§ The tasks:
- A) Copy the stretch of the tax return text from "There are a" through "easy or straightforward.".
- B) According to the tax return text, what does filing as the head of a household with a qualifying dependent entitle you to?

§ Text:
"""
There’s no tool or platform that allows you to input a handful of financial details to calculate the best possible return for your situation. If there were a guaranteed method of doing so, everyone would use it and all the tax preparers would be out of a job.


There are a number of steps you can take or certain professionals you can work with to increase the likelihood that you maximize the value of your tax return, but it’s not always easy or straightforward.


Filing Status

Married filers have a variety of potential statuses to choose from, and which you pick can influence the size of your return. The other people who have options are those who are not married but have dependents, in which case they can potentially file as single or head of household. People who have lost a significant other might also be able to file in a specific status (Qualifying Widow(er) with Dependent Children Filing Status).


Why does filing status matter? It can influence your tax liability and the standard deductions available. For example, filing as the head of a household with a qualifying dependent entitles you to a higher standard deduction than you would receive as a single filer. Other circumstances, like a son or daughter who covers more than half of a parent’s financial support, might qualify a filer to use that status as well (the parent doesn’t even need to be living with you).


Married filing separately might also result in the loss of some potential deductions and credits. There are only a handful of scenarios where married filing separately may result in a better tax return, including:


  • You or your spouse is subject to the Alternative Minimum Tax (AMT), which may qualify that spouse for additional tax deductions
  • One spouse is entitled to certain itemized deductions due to a lower adjusted gross income (AGI)
"""
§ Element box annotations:
"""
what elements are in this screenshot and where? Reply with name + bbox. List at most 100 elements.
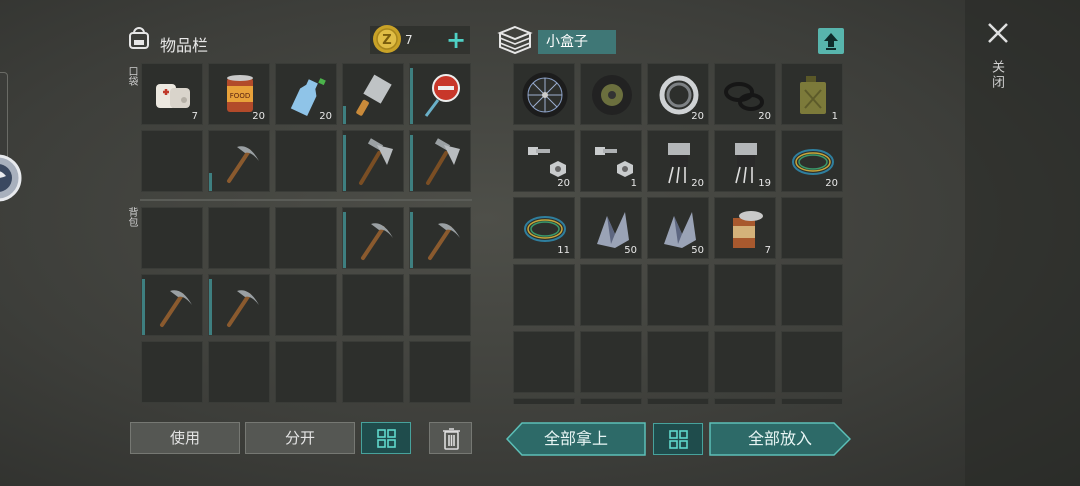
pickaxe-icon bbox=[227, 290, 259, 327]
backpack-slot[interactable] bbox=[342, 341, 404, 403]
pocket-slot[interactable]: FOOD 20 bbox=[208, 63, 270, 125]
backpack-slot[interactable] bbox=[141, 341, 203, 403]
item-quantity: 1 bbox=[630, 178, 637, 189]
container-slot[interactable] bbox=[781, 398, 843, 404]
pocket-slot[interactable]: 7 bbox=[141, 63, 203, 125]
item-quantity: 20 bbox=[825, 178, 838, 189]
container-slot[interactable]: 1 bbox=[580, 130, 642, 192]
backpack-label: 背包 bbox=[126, 207, 137, 227]
item-quantity: 19 bbox=[758, 178, 771, 189]
container-name: 小盒子 bbox=[538, 30, 616, 54]
backpack-icon bbox=[126, 25, 152, 51]
grid-sort-icon bbox=[669, 430, 688, 449]
container-slot[interactable] bbox=[781, 331, 843, 393]
pocket-slot[interactable] bbox=[275, 130, 337, 192]
item-quantity: 20 bbox=[691, 178, 704, 189]
pocket-slot[interactable] bbox=[141, 130, 203, 192]
backpack-slot[interactable] bbox=[141, 207, 203, 269]
pickaxe-icon bbox=[428, 223, 460, 260]
use-button[interactable]: 使用 bbox=[130, 422, 240, 454]
pickaxe-icon bbox=[160, 290, 192, 327]
backpack-slot[interactable] bbox=[141, 274, 203, 336]
close-icon[interactable] bbox=[985, 18, 1011, 48]
backpack-slot[interactable] bbox=[342, 207, 404, 269]
svg-text:FOOD: FOOD bbox=[230, 92, 250, 100]
container-slot[interactable]: 20 bbox=[647, 63, 709, 125]
item-quantity: 20 bbox=[691, 111, 704, 122]
container-slot[interactable] bbox=[781, 264, 843, 326]
container-slot[interactable] bbox=[580, 264, 642, 326]
backpack-slot[interactable] bbox=[342, 274, 404, 336]
coin-icon: Z bbox=[372, 24, 402, 54]
bicycle-wheel-icon bbox=[522, 72, 568, 118]
item-quantity: 50 bbox=[691, 245, 704, 256]
backpack-slot[interactable] bbox=[275, 341, 337, 403]
container-slot[interactable] bbox=[513, 63, 575, 125]
stop-sign-icon bbox=[424, 74, 460, 117]
container-slot[interactable] bbox=[647, 398, 709, 404]
add-coins-button[interactable]: + bbox=[446, 28, 466, 52]
bandage-icon bbox=[156, 84, 190, 108]
chat-bubble-icon[interactable] bbox=[0, 146, 30, 210]
backpack-slot[interactable] bbox=[409, 274, 471, 336]
pocket-slot[interactable] bbox=[342, 130, 404, 192]
item-quantity: 1 bbox=[831, 111, 838, 122]
item-quantity: 20 bbox=[319, 111, 332, 122]
container-slot[interactable] bbox=[513, 398, 575, 404]
container-slot[interactable] bbox=[647, 331, 709, 393]
container-slot[interactable]: 50 bbox=[580, 197, 642, 259]
container-slot[interactable] bbox=[714, 398, 776, 404]
close-label[interactable]: 关闭 bbox=[989, 60, 1006, 90]
container-slot[interactable]: 1 bbox=[781, 63, 843, 125]
pocket-slot[interactable]: 20 bbox=[275, 63, 337, 125]
container-slot[interactable]: 20 bbox=[781, 130, 843, 192]
backpack-slot[interactable] bbox=[275, 274, 337, 336]
container-slot[interactable] bbox=[714, 264, 776, 326]
take-all-button[interactable]: 全部拿上 bbox=[505, 422, 646, 456]
container-slot[interactable]: 7 bbox=[714, 197, 776, 259]
item-quantity: 20 bbox=[252, 111, 265, 122]
box-icon bbox=[497, 24, 533, 56]
pocket-slot[interactable] bbox=[409, 63, 471, 125]
item-quantity: 7 bbox=[191, 111, 198, 122]
container-slot[interactable] bbox=[781, 197, 843, 259]
container-slot[interactable] bbox=[513, 264, 575, 326]
backpack-slot[interactable] bbox=[275, 207, 337, 269]
container-slot[interactable] bbox=[580, 398, 642, 404]
upload-button[interactable] bbox=[818, 28, 844, 54]
item-quantity: 20 bbox=[758, 111, 771, 122]
section-divider bbox=[140, 199, 472, 201]
backpack-slot[interactable] bbox=[208, 341, 270, 403]
container-slot[interactable]: 19 bbox=[714, 130, 776, 192]
backpack-slot[interactable] bbox=[409, 341, 471, 403]
container-slot[interactable]: 20 bbox=[647, 130, 709, 192]
container-slot[interactable]: 20 bbox=[714, 63, 776, 125]
container-slot[interactable]: 20 bbox=[513, 130, 575, 192]
sort-inventory-button[interactable] bbox=[361, 422, 411, 454]
pocket-slot[interactable] bbox=[208, 130, 270, 192]
pocket-slot[interactable] bbox=[409, 130, 471, 192]
item-quantity: 50 bbox=[624, 245, 637, 256]
open-can-icon bbox=[733, 211, 763, 248]
container-slot[interactable] bbox=[580, 63, 642, 125]
trash-button[interactable] bbox=[429, 422, 472, 454]
arrow-up-icon bbox=[824, 33, 838, 50]
take-all-label: 全部拿上 bbox=[543, 429, 608, 448]
pickaxe-icon bbox=[361, 223, 393, 260]
container-slot[interactable]: 11 bbox=[513, 197, 575, 259]
item-quantity: 11 bbox=[557, 245, 570, 256]
container-slot[interactable] bbox=[580, 331, 642, 393]
backpack-slot[interactable] bbox=[409, 207, 471, 269]
backpack-slot[interactable] bbox=[208, 207, 270, 269]
container-slot[interactable] bbox=[647, 264, 709, 326]
container-slot[interactable] bbox=[714, 331, 776, 393]
split-button[interactable]: 分开 bbox=[245, 422, 355, 454]
container-slot[interactable]: 50 bbox=[647, 197, 709, 259]
sort-container-button[interactable] bbox=[653, 423, 703, 455]
hammer-axe-icon bbox=[359, 138, 393, 185]
pocket-slot[interactable] bbox=[342, 63, 404, 125]
container-slot[interactable] bbox=[513, 331, 575, 393]
inventory-title: 物品栏 bbox=[160, 36, 209, 55]
put-all-button[interactable]: 全部放入 bbox=[709, 422, 852, 456]
backpack-slot[interactable] bbox=[208, 274, 270, 336]
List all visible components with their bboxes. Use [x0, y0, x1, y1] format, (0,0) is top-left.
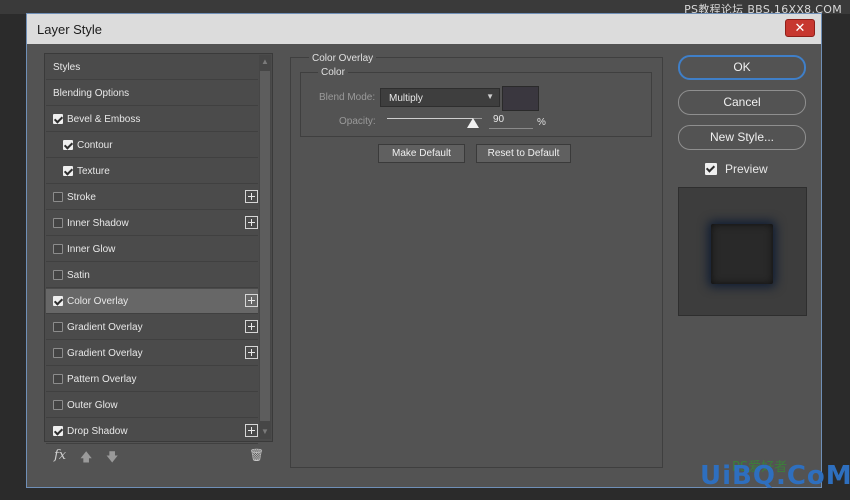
- style-label: Gradient Overlay: [67, 348, 143, 359]
- opacity-slider-thumb[interactable]: [466, 118, 479, 128]
- style-checkbox[interactable]: [63, 140, 73, 150]
- style-label: Bevel & Emboss: [67, 114, 141, 125]
- styles-list-item[interactable]: Gradient Overlay: [46, 315, 258, 340]
- trash-icon[interactable]: 🗑: [249, 448, 264, 462]
- add-effect-icon[interactable]: [245, 320, 258, 333]
- styles-list-item[interactable]: Pattern Overlay: [46, 367, 258, 392]
- styles-list-item[interactable]: Drop Shadow: [46, 419, 258, 444]
- style-label: Styles: [53, 62, 81, 73]
- opacity-unit: %: [537, 117, 546, 128]
- fx-menu-button[interactable]: fx: [54, 448, 66, 463]
- style-checkbox[interactable]: [53, 114, 63, 124]
- new-style-button[interactable]: New Style...: [678, 125, 806, 150]
- style-label: Contour: [77, 140, 113, 151]
- style-checkbox[interactable]: [53, 296, 63, 306]
- reset-default-label: Reset to Default: [487, 148, 560, 159]
- styles-toolbar: fx 🡅 🡇 🗑: [44, 446, 273, 466]
- style-label: Inner Glow: [67, 244, 116, 255]
- styles-list-item[interactable]: Styles: [46, 55, 258, 80]
- close-icon: ✕: [794, 21, 806, 36]
- blend-mode-select[interactable]: Multiply ▼: [380, 88, 500, 107]
- styles-list-item[interactable]: Inner Shadow: [46, 211, 258, 236]
- blend-mode-label: Blend Mode:: [319, 92, 376, 103]
- style-label: Texture: [77, 166, 110, 177]
- preview-shape: [711, 224, 773, 284]
- new-style-label: New Style...: [709, 130, 775, 144]
- layer-style-dialog: Layer Style ✕ ▲ ▼ Styles Blending Options…: [26, 13, 822, 488]
- style-checkbox[interactable]: [53, 192, 63, 202]
- add-effect-icon[interactable]: [245, 424, 258, 437]
- cancel-button[interactable]: Cancel: [678, 90, 806, 115]
- style-checkbox[interactable]: [53, 400, 63, 410]
- dialog-title: Layer Style: [37, 22, 103, 37]
- style-label: Satin: [67, 270, 90, 281]
- style-label: Blending Options: [53, 88, 130, 99]
- add-effect-icon[interactable]: [245, 346, 258, 359]
- style-checkbox[interactable]: [53, 322, 63, 332]
- styles-list-item[interactable]: Gradient Overlay: [46, 341, 258, 366]
- preview-checkbox[interactable]: [705, 163, 717, 175]
- style-label: Drop Shadow: [67, 426, 128, 437]
- styles-list-item[interactable]: Satin: [46, 263, 258, 288]
- styles-scrollbar[interactable]: ▲ ▼: [259, 55, 271, 439]
- styles-list: ▲ ▼ Styles Blending Options Bevel & Emboss…: [44, 53, 273, 444]
- style-label: Inner Shadow: [67, 218, 129, 229]
- styles-list-item[interactable]: Texture: [46, 159, 258, 184]
- scroll-thumb[interactable]: [260, 71, 270, 421]
- style-checkbox[interactable]: [63, 166, 73, 176]
- cancel-label: Cancel: [723, 95, 761, 109]
- reset-default-button[interactable]: Reset to Default: [476, 144, 571, 163]
- styles-list-item[interactable]: Blending Options: [46, 81, 258, 106]
- blend-mode-value: Multiply: [389, 93, 423, 104]
- opacity-value: 90: [493, 114, 505, 125]
- scroll-down-icon[interactable]: ▼: [261, 427, 269, 437]
- ok-label: OK: [733, 60, 751, 74]
- move-up-icon[interactable]: 🡅: [80, 448, 92, 469]
- style-checkbox[interactable]: [53, 218, 63, 228]
- style-label: Stroke: [67, 192, 96, 203]
- make-default-label: Make Default: [392, 148, 451, 159]
- style-label: Outer Glow: [67, 400, 118, 411]
- color-swatch[interactable]: [502, 86, 539, 111]
- opacity-label: Opacity:: [339, 116, 376, 127]
- ok-button[interactable]: OK: [678, 55, 806, 80]
- preview-label: Preview: [725, 162, 768, 176]
- style-checkbox[interactable]: [53, 426, 63, 436]
- style-label: Color Overlay: [67, 296, 129, 307]
- opacity-input[interactable]: 90: [489, 114, 533, 129]
- style-checkbox[interactable]: [53, 374, 63, 384]
- add-effect-icon[interactable]: [245, 294, 258, 307]
- style-checkbox[interactable]: [53, 270, 63, 280]
- move-down-icon[interactable]: 🡇: [106, 448, 118, 469]
- close-button[interactable]: ✕: [785, 19, 815, 37]
- style-label: Gradient Overlay: [67, 322, 143, 333]
- add-effect-icon[interactable]: [245, 190, 258, 203]
- group-title: Color: [318, 67, 348, 78]
- style-checkbox[interactable]: [53, 244, 63, 254]
- style-checkbox[interactable]: [53, 348, 63, 358]
- styles-list-item[interactable]: Color Overlay: [46, 289, 258, 314]
- styles-list-item[interactable]: Stroke: [46, 185, 258, 210]
- styles-list-item[interactable]: Bevel & Emboss: [46, 107, 258, 132]
- watermark-bottom: UiBQ.CoM: [700, 461, 850, 491]
- style-preview-thumbnail: [678, 187, 807, 316]
- style-label: Pattern Overlay: [67, 374, 137, 385]
- opacity-slider-fill: [387, 118, 473, 119]
- titlebar: Layer Style ✕: [27, 14, 821, 44]
- scroll-up-icon[interactable]: ▲: [261, 57, 269, 67]
- chevron-down-icon: ▼: [486, 92, 494, 101]
- styles-list-item[interactable]: Contour: [46, 133, 258, 158]
- make-default-button[interactable]: Make Default: [378, 144, 465, 163]
- add-effect-icon[interactable]: [245, 216, 258, 229]
- styles-list-item[interactable]: Outer Glow: [46, 393, 258, 418]
- styles-list-item[interactable]: Inner Glow: [46, 237, 258, 262]
- section-title: Color Overlay: [309, 53, 377, 64]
"""
§ Solutions to the exercise:
- A)
There are a number of steps you can take or certain professionals you can work with to increase the likelihood that you maximize the value of your tax return, but it’s not always easy or straightforward.

- B) A higher standard deduction than you would receive as a single filer.